[Data records]
________

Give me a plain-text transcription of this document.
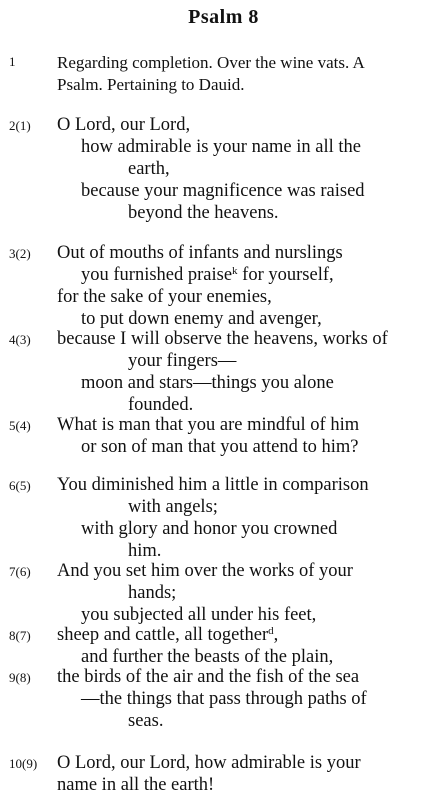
Psalm 8
1 Regarding completion. Over the wine vats. A
Psalm. Pertaining to Dauid.
2(1) O Lord, our Lord,
how admirable is your name in all the
earth,
because your magnificence was raised
beyond the heavens.
3(2) Out of mouths of infants and nurslings
you furnished praise$^k$ for yourself,
for the sake of your enemies,
to put down enemy and avenger,
4(3) because I will observe the heavens, works of
your fingers—
moon and stars—things you alone
founded.
5(4) What is man that you are mindful of him
or son of man that you attend to him?
6(5) You diminished him a little in comparison
with angels;
with glory and honor you crowned
him.
7(6) And you set him over the works of your
hands;
you subjected all under his feet,
8(7) sheep and cattle, all together$^d$,
and further the beasts of the plain,
9(8) the birds of the air and the fish of the sea
—the things that pass through paths of
seas.
10(9) O Lord, our Lord, how admirable is your
name in all the earth!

________

» What you are asked to do
Reproduce every line precisely as given, omitting all pictures.

» Result for this exercise
Give me a plain-text transcription of this document.
Psalm 8
1 Regarding completion. Over the wine vats. A
Psalm. Pertaining to Dauid.
2(1) O Lord, our Lord,
how admirable is your name in all the
earth,
because your magnificence was raised
beyond the heavens.
3(2) Out of mouths of infants and nurslings
you furnished praise$^k$ for yourself,
for the sake of your enemies,
to put down enemy and avenger,
4(3) because I will observe the heavens, works of
your fingers—
moon and stars—things you alone
founded.
5(4) What is man that you are mindful of him
or son of man that you attend to him?
6(5) You diminished him a little in comparison
with angels;
with glory and honor you crowned
him.
7(6) And you set him over the works of your
hands;
you subjected all under his feet,
8(7) sheep and cattle, all together$^d$,
and further the beasts of the plain,
9(8) the birds of the air and the fish of the sea
—the things that pass through paths of
seas.
10(9) O Lord, our Lord, how admirable is your
name in all the earth!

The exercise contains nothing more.